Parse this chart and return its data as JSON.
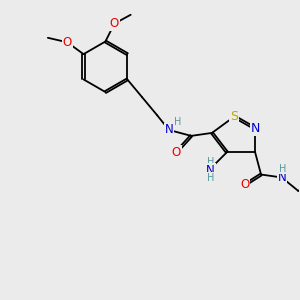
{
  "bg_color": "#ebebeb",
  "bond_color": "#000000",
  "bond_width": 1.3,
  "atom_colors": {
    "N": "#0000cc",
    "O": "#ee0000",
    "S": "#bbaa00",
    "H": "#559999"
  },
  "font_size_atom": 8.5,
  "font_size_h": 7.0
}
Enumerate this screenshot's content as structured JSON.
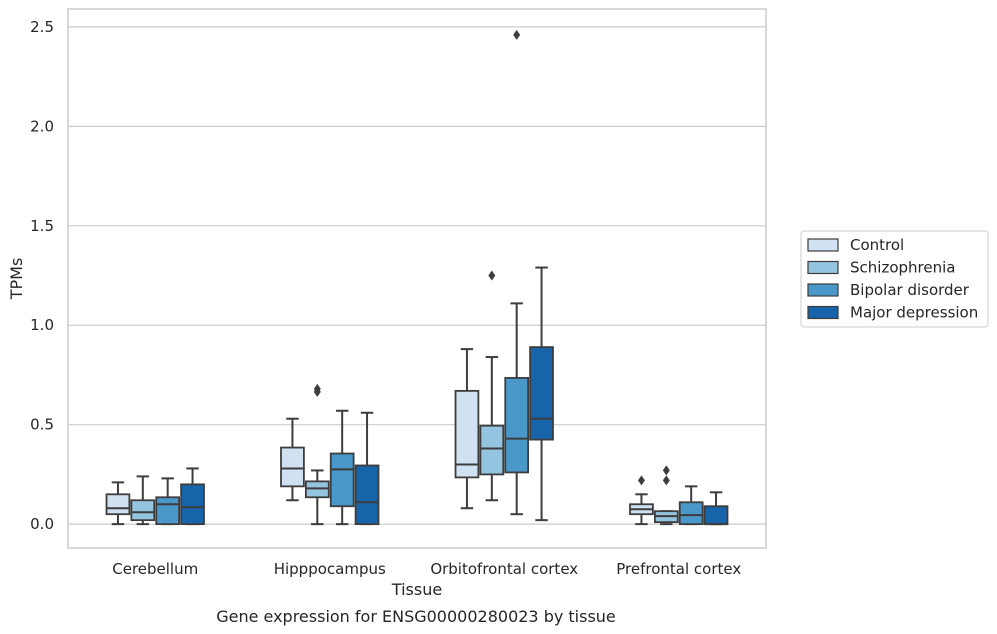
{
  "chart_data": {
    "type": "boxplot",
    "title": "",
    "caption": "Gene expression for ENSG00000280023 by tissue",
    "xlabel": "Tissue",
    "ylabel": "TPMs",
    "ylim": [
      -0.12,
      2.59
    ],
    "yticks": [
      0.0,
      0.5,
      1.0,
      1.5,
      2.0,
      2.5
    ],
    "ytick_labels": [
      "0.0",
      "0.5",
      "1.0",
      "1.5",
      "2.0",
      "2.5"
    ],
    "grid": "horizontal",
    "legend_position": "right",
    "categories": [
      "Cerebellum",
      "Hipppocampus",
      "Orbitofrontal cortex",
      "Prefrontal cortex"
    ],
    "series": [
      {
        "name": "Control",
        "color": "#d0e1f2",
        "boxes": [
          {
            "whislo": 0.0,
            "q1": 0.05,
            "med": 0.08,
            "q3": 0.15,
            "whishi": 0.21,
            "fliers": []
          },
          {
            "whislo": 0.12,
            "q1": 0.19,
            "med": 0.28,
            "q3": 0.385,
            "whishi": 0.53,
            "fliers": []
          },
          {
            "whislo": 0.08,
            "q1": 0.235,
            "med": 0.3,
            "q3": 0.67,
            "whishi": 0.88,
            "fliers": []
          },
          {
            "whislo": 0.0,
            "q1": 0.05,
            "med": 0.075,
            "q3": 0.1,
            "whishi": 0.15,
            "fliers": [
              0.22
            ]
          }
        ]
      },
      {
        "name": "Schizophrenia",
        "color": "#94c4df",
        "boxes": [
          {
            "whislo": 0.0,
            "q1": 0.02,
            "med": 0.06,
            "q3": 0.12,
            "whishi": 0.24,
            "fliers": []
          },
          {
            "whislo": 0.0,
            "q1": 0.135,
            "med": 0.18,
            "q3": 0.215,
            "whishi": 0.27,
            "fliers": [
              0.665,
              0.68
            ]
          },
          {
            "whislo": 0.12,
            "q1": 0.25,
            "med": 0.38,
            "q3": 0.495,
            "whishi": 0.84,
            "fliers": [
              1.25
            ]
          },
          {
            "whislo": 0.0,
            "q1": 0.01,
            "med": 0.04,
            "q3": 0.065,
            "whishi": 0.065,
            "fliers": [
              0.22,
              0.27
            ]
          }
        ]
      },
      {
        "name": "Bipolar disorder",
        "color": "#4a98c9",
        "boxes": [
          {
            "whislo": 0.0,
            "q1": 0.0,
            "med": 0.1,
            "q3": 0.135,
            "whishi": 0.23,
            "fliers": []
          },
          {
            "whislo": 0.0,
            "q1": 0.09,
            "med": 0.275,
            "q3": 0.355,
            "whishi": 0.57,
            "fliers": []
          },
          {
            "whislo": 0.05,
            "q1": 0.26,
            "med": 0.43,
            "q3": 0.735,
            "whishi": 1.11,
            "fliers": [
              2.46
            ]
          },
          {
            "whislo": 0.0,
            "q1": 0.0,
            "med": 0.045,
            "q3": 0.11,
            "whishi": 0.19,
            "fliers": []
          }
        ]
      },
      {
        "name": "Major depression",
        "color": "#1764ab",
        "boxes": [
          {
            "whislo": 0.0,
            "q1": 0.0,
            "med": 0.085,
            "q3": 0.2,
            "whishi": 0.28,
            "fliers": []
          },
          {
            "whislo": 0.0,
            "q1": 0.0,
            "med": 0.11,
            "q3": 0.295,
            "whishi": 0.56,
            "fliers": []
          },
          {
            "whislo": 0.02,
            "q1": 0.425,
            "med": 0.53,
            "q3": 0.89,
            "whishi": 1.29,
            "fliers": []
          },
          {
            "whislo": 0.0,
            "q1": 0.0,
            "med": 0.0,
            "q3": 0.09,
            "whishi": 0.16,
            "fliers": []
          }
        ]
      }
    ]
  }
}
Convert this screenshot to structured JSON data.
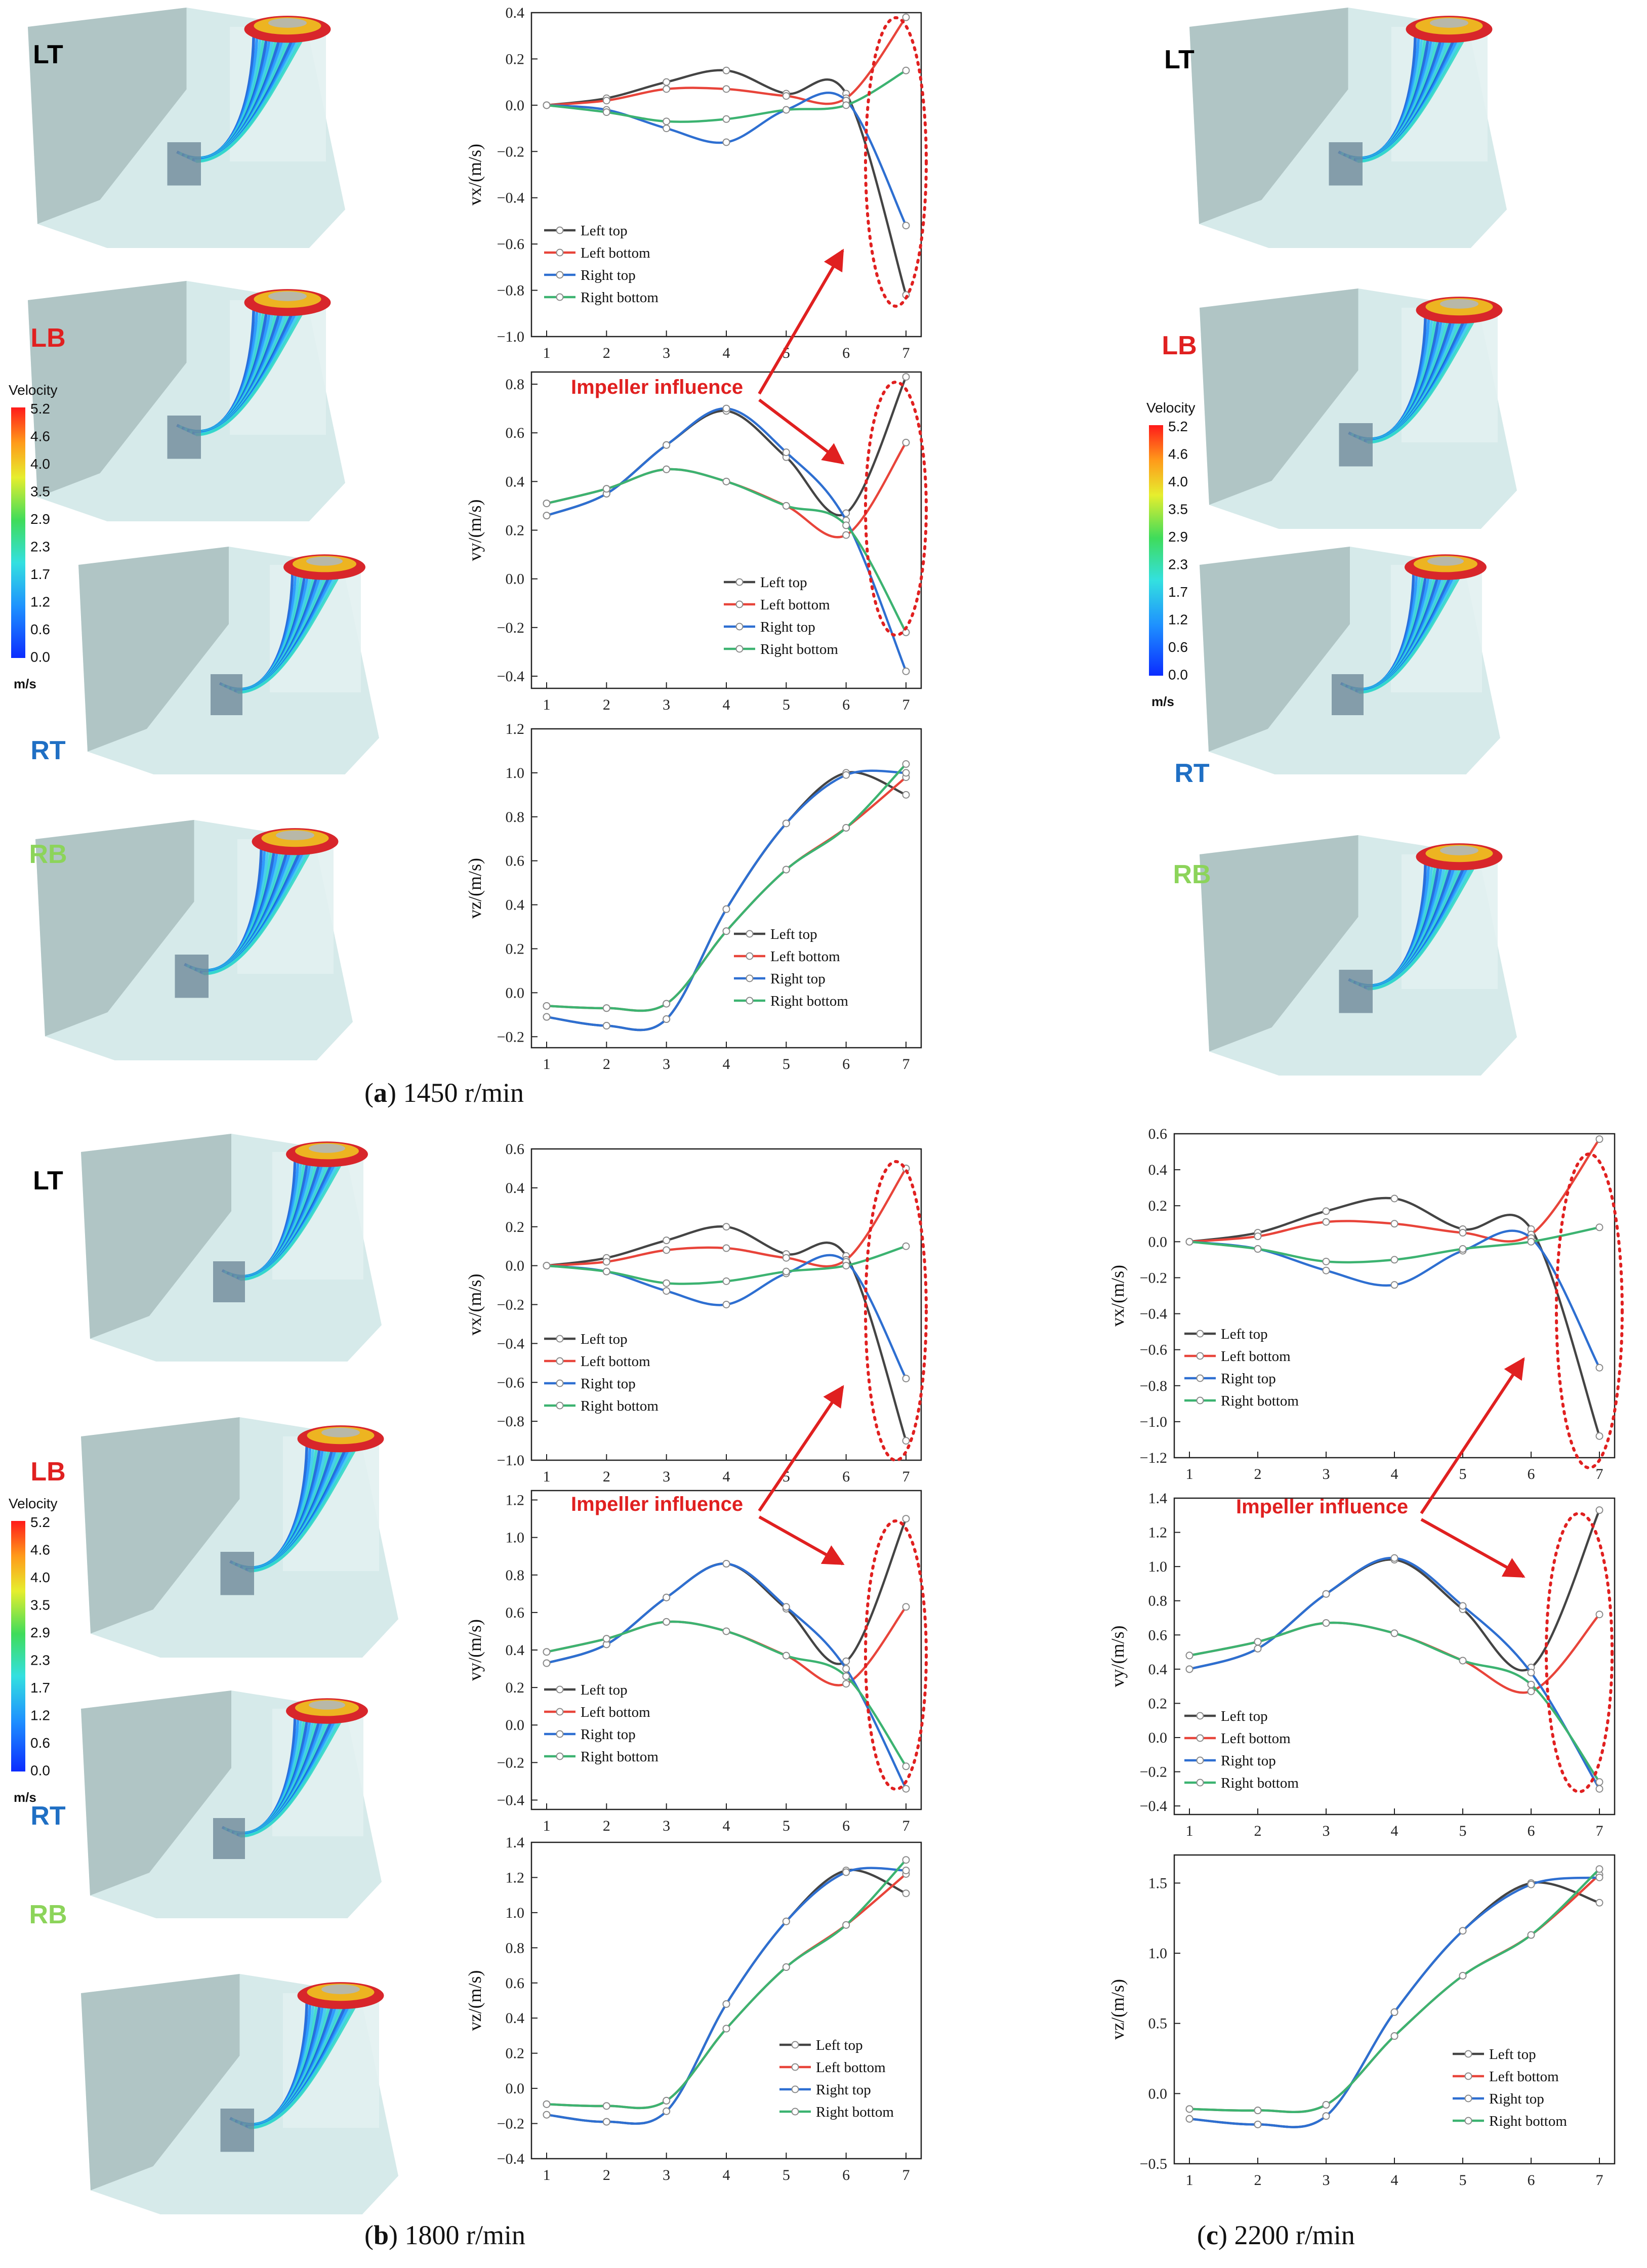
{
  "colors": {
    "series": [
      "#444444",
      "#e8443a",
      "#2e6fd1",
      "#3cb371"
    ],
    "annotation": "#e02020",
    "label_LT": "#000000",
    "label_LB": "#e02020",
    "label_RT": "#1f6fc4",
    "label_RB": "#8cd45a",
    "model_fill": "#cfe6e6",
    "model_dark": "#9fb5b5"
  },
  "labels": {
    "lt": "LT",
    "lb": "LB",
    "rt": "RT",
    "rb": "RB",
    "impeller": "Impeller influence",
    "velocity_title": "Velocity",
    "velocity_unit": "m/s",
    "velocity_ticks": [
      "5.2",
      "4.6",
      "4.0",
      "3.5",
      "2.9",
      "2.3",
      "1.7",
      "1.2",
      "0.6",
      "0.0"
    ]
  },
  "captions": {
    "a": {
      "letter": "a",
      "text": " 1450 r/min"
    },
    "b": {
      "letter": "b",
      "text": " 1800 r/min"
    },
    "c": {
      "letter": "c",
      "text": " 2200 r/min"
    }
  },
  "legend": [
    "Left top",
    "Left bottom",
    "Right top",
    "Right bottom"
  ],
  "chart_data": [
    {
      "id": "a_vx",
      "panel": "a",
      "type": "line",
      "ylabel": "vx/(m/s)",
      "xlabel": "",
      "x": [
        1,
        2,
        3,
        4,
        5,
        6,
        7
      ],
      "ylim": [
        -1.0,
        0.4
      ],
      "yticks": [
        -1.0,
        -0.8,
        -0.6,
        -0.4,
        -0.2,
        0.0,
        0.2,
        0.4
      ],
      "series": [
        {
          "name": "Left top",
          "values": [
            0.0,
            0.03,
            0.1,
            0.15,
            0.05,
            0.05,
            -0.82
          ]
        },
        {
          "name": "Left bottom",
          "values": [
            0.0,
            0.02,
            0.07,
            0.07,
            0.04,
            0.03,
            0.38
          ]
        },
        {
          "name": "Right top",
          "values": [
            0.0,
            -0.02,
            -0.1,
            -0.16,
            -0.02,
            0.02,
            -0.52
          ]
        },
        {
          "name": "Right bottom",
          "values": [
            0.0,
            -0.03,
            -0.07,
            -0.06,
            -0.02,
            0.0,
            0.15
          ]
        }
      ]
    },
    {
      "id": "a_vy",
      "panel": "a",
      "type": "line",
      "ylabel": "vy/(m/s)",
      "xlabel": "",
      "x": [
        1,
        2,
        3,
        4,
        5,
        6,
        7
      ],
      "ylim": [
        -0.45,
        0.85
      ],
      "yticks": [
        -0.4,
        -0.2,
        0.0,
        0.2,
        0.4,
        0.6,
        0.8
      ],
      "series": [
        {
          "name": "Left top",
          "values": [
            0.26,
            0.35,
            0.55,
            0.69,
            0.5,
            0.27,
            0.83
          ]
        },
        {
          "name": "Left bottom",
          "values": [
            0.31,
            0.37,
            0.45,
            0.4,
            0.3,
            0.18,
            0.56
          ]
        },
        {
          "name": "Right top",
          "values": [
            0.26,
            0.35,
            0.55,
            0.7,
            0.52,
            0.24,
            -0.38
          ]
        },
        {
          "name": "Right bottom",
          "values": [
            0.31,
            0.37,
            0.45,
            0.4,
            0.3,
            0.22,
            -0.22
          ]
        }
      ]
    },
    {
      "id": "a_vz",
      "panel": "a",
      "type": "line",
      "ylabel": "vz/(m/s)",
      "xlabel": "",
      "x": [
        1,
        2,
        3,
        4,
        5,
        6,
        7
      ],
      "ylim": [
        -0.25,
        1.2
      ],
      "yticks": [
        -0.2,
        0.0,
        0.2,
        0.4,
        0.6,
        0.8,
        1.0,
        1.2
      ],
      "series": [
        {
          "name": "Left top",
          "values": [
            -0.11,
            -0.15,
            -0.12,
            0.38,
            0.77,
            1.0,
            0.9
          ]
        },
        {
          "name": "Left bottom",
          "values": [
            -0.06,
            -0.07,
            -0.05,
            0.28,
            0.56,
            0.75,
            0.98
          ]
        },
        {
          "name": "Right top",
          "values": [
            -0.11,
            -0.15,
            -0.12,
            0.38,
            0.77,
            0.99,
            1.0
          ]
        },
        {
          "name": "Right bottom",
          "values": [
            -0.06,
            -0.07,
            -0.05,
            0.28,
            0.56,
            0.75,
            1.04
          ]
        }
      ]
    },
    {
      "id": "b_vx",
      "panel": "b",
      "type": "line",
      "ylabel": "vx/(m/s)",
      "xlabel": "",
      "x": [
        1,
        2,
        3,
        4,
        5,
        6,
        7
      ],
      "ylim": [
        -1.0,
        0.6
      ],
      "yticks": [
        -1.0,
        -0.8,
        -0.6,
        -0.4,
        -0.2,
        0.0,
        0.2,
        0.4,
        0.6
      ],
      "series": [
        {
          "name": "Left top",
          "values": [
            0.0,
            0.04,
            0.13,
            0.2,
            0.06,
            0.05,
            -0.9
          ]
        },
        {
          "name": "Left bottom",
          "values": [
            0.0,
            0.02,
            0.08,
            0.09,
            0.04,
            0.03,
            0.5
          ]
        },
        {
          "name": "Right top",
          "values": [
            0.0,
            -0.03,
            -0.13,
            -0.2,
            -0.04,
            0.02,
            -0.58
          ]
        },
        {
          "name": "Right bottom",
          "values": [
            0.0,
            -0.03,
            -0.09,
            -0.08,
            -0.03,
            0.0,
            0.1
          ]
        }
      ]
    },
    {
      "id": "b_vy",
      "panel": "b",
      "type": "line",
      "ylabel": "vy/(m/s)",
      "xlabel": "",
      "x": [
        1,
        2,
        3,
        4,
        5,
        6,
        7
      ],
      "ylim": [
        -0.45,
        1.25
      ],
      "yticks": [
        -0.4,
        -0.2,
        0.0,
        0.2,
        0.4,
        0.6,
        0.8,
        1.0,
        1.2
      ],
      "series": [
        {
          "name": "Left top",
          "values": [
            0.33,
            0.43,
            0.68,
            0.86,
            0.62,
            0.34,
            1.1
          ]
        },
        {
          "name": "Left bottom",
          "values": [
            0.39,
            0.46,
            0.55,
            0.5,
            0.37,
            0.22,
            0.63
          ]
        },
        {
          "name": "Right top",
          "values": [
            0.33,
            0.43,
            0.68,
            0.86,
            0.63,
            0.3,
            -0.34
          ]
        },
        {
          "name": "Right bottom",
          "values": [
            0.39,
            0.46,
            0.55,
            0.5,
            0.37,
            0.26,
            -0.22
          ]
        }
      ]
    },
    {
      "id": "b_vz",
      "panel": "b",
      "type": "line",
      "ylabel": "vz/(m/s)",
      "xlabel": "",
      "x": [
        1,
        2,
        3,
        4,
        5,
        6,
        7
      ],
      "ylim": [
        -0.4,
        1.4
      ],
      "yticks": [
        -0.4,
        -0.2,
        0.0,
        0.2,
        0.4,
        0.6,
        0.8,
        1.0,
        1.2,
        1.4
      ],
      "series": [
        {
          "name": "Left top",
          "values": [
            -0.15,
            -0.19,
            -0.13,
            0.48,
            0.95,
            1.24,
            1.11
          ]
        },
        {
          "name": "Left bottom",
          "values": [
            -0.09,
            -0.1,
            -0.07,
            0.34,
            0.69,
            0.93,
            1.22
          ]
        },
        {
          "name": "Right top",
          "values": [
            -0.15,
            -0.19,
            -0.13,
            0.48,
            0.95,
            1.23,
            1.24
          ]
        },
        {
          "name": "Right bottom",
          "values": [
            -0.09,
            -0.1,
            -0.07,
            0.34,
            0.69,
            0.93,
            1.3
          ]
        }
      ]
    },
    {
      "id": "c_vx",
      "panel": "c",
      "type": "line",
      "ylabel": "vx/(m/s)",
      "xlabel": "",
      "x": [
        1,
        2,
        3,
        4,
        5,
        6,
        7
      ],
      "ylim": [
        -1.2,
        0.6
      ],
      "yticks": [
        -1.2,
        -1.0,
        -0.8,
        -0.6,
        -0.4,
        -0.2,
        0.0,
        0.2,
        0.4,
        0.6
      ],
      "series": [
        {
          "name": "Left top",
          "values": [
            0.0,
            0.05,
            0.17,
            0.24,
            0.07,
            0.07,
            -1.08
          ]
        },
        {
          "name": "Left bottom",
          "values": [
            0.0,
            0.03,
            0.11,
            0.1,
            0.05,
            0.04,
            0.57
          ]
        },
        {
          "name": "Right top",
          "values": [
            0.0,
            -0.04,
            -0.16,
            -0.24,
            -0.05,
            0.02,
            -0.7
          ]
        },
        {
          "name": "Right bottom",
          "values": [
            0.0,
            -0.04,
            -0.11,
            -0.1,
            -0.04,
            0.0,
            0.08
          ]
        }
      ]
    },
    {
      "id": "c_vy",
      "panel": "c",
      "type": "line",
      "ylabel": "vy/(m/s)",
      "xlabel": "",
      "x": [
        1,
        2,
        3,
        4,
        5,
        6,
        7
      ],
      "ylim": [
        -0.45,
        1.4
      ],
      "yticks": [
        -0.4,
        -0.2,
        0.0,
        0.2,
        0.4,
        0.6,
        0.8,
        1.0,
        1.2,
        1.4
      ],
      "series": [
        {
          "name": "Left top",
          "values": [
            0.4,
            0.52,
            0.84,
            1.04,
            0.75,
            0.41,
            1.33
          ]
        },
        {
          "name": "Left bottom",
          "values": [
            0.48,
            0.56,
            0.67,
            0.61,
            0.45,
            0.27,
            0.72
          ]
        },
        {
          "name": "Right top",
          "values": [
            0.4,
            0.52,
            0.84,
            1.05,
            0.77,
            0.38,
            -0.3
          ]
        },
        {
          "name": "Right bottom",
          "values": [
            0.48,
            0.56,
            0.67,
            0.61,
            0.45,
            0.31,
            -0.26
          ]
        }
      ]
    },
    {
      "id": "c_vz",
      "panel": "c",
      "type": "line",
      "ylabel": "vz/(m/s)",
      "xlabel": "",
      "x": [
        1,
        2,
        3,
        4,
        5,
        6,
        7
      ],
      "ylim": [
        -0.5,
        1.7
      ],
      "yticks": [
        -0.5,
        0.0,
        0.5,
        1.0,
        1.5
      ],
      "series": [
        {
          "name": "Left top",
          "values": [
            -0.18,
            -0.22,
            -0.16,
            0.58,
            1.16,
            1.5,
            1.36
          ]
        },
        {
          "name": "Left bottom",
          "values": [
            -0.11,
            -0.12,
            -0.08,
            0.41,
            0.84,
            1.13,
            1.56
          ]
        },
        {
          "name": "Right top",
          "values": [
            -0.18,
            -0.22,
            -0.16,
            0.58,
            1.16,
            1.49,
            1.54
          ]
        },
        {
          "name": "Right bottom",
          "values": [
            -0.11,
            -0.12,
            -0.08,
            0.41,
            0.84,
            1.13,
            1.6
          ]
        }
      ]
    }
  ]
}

DESCRIPTION OF THE TASK –
From the data, pick out every line that includes "this".

WRITTEN RESPONSE –
Parse this chart and return its data as JSON.
Enumerate this screenshot's content as structured JSON.
Convert this screenshot to structured JSON data.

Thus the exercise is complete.